Start of Working data

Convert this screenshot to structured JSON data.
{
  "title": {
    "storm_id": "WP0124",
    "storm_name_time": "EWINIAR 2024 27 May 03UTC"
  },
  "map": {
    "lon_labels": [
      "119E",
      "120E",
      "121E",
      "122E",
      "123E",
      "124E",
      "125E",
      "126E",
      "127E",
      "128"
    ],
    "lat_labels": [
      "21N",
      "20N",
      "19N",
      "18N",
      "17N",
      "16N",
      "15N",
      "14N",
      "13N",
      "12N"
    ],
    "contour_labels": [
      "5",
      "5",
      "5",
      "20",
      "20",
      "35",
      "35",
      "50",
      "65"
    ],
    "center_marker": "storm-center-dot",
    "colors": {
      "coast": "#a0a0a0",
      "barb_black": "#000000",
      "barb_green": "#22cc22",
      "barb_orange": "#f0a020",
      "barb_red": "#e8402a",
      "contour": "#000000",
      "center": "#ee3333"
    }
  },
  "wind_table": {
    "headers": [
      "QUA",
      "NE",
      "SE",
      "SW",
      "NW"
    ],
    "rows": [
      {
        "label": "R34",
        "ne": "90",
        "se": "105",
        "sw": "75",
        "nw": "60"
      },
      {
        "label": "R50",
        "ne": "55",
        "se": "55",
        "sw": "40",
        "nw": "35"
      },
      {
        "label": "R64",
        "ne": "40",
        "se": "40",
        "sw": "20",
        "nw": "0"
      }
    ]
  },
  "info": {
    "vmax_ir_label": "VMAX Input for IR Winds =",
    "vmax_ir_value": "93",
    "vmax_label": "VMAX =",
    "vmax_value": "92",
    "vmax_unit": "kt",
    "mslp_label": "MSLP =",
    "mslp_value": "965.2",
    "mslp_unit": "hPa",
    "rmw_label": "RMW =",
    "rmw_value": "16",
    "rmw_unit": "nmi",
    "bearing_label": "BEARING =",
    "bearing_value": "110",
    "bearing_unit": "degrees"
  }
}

End of Working data

• _Work to do_:
Each entry above is to be quoted exactly.

• _The result_:
Convert this screenshot to structured JSON data.
{
  "title": {
    "storm_id": "WP0124",
    "storm_name_time": "EWINIAR 2024 27 May 03UTC"
  },
  "map": {
    "lon_labels": [
      "119E",
      "120E",
      "121E",
      "122E",
      "123E",
      "124E",
      "125E",
      "126E",
      "127E",
      "128"
    ],
    "lat_labels": [
      "21N",
      "20N",
      "19N",
      "18N",
      "17N",
      "16N",
      "15N",
      "14N",
      "13N",
      "12N"
    ],
    "contour_labels": [
      "5",
      "5",
      "5",
      "20",
      "20",
      "35",
      "35",
      "50",
      "65"
    ],
    "center_marker": "storm-center-dot",
    "colors": {
      "coast": "#a0a0a0",
      "barb_black": "#000000",
      "barb_green": "#22cc22",
      "barb_orange": "#f0a020",
      "barb_red": "#e8402a",
      "contour": "#000000",
      "center": "#ee3333"
    }
  },
  "wind_table": {
    "headers": [
      "QUA",
      "NE",
      "SE",
      "SW",
      "NW"
    ],
    "rows": [
      {
        "label": "R34",
        "ne": "90",
        "se": "105",
        "sw": "75",
        "nw": "60"
      },
      {
        "label": "R50",
        "ne": "55",
        "se": "55",
        "sw": "40",
        "nw": "35"
      },
      {
        "label": "R64",
        "ne": "40",
        "se": "40",
        "sw": "20",
        "nw": "0"
      }
    ]
  },
  "info": {
    "vmax_ir_label": "VMAX Input for IR Winds =",
    "vmax_ir_value": "93",
    "vmax_label": "VMAX =",
    "vmax_value": "92",
    "vmax_unit": "kt",
    "mslp_label": "MSLP =",
    "mslp_value": "965.2",
    "mslp_unit": "hPa",
    "rmw_label": "RMW =",
    "rmw_value": "16",
    "rmw_unit": "nmi",
    "bearing_label": "BEARING =",
    "bearing_value": "110",
    "bearing_unit": "degrees"
  }
}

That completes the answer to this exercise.